* **Data entries**:
-- Start --

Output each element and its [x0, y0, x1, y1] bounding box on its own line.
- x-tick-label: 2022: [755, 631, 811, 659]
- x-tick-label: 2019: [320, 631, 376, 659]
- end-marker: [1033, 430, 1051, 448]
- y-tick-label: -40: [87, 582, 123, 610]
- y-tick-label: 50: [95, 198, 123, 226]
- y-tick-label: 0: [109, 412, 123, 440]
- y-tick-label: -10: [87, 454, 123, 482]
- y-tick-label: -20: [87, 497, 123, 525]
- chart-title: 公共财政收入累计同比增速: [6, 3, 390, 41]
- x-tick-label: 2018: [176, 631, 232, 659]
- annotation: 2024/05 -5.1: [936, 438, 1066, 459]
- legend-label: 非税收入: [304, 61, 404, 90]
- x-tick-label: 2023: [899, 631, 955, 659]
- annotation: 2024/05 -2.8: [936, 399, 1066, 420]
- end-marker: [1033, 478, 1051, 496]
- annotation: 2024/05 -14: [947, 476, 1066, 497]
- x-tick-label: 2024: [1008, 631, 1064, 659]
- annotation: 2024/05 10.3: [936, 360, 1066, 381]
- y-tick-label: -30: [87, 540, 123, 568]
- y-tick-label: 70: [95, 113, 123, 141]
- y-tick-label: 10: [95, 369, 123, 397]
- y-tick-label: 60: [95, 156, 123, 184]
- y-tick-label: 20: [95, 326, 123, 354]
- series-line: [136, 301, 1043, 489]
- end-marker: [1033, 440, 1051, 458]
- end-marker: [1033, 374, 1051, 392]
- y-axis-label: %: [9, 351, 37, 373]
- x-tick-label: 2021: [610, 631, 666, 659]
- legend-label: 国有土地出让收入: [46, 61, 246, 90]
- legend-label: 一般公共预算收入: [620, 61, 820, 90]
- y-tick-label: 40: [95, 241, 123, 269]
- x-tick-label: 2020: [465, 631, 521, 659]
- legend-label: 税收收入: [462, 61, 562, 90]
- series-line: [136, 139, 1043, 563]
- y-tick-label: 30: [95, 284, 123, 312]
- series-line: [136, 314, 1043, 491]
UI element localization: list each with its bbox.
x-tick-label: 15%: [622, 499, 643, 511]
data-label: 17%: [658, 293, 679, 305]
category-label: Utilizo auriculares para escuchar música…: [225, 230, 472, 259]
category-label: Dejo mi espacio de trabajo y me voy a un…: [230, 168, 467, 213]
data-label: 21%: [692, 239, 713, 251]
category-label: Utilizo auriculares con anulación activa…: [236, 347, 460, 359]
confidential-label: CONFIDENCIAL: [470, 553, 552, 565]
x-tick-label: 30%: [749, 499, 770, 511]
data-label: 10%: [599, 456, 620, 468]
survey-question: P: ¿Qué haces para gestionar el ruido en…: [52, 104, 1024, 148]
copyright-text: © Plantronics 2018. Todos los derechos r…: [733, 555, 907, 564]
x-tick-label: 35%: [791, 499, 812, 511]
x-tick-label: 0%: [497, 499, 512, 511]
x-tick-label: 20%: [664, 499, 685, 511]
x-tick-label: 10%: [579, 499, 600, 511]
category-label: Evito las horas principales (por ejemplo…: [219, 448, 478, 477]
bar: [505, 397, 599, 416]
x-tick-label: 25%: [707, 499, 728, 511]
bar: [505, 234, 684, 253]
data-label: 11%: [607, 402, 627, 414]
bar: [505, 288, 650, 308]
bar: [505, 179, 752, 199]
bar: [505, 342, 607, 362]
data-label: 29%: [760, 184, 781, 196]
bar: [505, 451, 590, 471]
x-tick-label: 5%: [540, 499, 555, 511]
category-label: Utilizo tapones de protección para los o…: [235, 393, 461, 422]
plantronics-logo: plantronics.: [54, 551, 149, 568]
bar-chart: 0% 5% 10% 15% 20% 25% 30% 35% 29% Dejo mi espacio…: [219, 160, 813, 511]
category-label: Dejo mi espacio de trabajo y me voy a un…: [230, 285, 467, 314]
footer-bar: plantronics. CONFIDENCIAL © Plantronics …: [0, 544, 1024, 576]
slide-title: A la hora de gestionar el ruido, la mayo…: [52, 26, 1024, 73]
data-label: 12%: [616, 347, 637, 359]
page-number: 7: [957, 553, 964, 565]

-- End --

* **What is asked**: Convert every line of the data above into a JSON array of strings, one string per line, leaving out any blank lines.

* **Completed task**:
[
  "Output each element and its [x0, y0, x1, y1] bounding box on its own line.",
  "- x-tick-label: 2022: [755, 631, 811, 659]",
  "- x-tick-label: 2019: [320, 631, 376, 659]",
  "- end-marker: [1033, 430, 1051, 448]",
  "- y-tick-label: -40: [87, 582, 123, 610]",
  "- y-tick-label: 50: [95, 198, 123, 226]",
  "- y-tick-label: 0: [109, 412, 123, 440]",
  "- y-tick-label: -10: [87, 454, 123, 482]",
  "- y-tick-label: -20: [87, 497, 123, 525]",
  "- chart-title: 公共财政收入累计同比增速: [6, 3, 390, 41]",
  "- x-tick-label: 2018: [176, 631, 232, 659]",
  "- annotation: 2024/05 -5.1: [936, 438, 1066, 459]",
  "- legend-label: 非税收入: [304, 61, 404, 90]",
  "- x-tick-label: 2023: [899, 631, 955, 659]",
  "- annotation: 2024/05 -2.8: [936, 399, 1066, 420]",
  "- end-marker: [1033, 478, 1051, 496]",
  "- annotation: 2024/05 -14: [947, 476, 1066, 497]",
  "- x-tick-label: 2024: [1008, 631, 1064, 659]",
  "- annotation: 2024/05 10.3: [936, 360, 1066, 381]",
  "- y-tick-label: -30: [87, 540, 123, 568]",
  "- y-tick-label: 70: [95, 113, 123, 141]",
  "- y-tick-label: 10: [95, 369, 123, 397]",
  "- y-tick-label: 60: [95, 156, 123, 184]",
  "- y-tick-label: 20: [95, 326, 123, 354]",
  "- series-line: [136, 301, 1043, 489]",
  "- end-marker: [1033, 440, 1051, 458]",
  "- end-marker: [1033, 374, 1051, 392]",
  "- y-axis-label: %: [9, 351, 37, 373]",
  "- x-tick-label: 2021: [610, 631, 666, 659]",
  "- legend-label: 国有土地出让收入: [46, 61, 246, 90]",
  "- legend-label: 一般公共预算收入: [620, 61, 820, 90]",
  "- y-tick-label: 40: [95, 241, 123, 269]",
  "- x-tick-label: 2020: [465, 631, 521, 659]",
  "- legend-label: 税收收入: [462, 61, 562, 90]",
  "- series-line: [136, 139, 1043, 563]",
  "- y-tick-label: 30: [95, 284, 123, 312]",
  "- series-line: [136, 314, 1043, 491]",
  "UI element localization: list each with its bbox.",
  "x-tick-label: 15%: [622, 499, 643, 511]",
  "data-label: 17%: [658, 293, 679, 305]",
  "category-label: Utilizo auriculares para escuchar música…: [225, 230, 472, 259]",
  "category-label: Dejo mi espacio de trabajo y me voy a un…: [230, 168, 467, 213]",
  "data-label: 21%: [692, 239, 713, 251]",
  "category-label: Utilizo auriculares con anulación activa…: [236, 347, 460, 359]",
  "confidential-label: CONFIDENCIAL: [470, 553, 552, 565]",
  "x-tick-label: 30%: [749, 499, 770, 511]",
  "data-label: 10%: [599, 456, 620, 468]",
  "survey-question: P: ¿Qué haces para gestionar el ruido en…: [52, 104, 1024, 148]",
  "copyright-text: © Plantronics 2018. Todos los derechos r…: [733, 555, 907, 564]",
  "x-tick-label: 35%: [791, 499, 812, 511]",
  "x-tick-label: 0%: [497, 499, 512, 511]",
  "x-tick-label: 20%: [664, 499, 685, 511]",
  "x-tick-label: 10%: [579, 499, 600, 511]",
  "category-label: Evito las horas principales (por ejemplo…: [219, 448, 478, 477]",
  "bar: [505, 397, 599, 416]",
  "x-tick-label: 25%: [707, 499, 728, 511]",
  "bar: [505, 234, 684, 253]",
  "data-label: 11%: [607, 402, 627, 414]",
  "bar: [505, 288, 650, 308]",
  "bar: [505, 179, 752, 199]",
  "bar: [505, 342, 607, 362]",
  "data-label: 29%: [760, 184, 781, 196]",
  "bar: [505, 451, 590, 471]",
  "x-tick-label: 5%: [540, 499, 555, 511]",
  "category-label: Utilizo tapones de protección para los o…: [235, 393, 461, 422]",
  "plantronics-logo: plantronics.: [54, 551, 149, 568]",
  "bar-chart: 0% 5% 10% 15% 20% 25% 30% 35% 29% Dejo mi espacio…: [219, 160, 813, 511]",
  "category-label: Dejo mi espacio de trabajo y me voy a un…: [230, 285, 467, 314]",
  "footer-bar: plantronics. CONFIDENCIAL © Plantronics …: [0, 544, 1024, 576]",
  "slide-title: A la hora de gestionar el ruido, la mayo…: [52, 26, 1024, 73]",
  "data-label: 12%: [616, 347, 637, 359]",
  "page-number: 7: [957, 553, 964, 565]"
]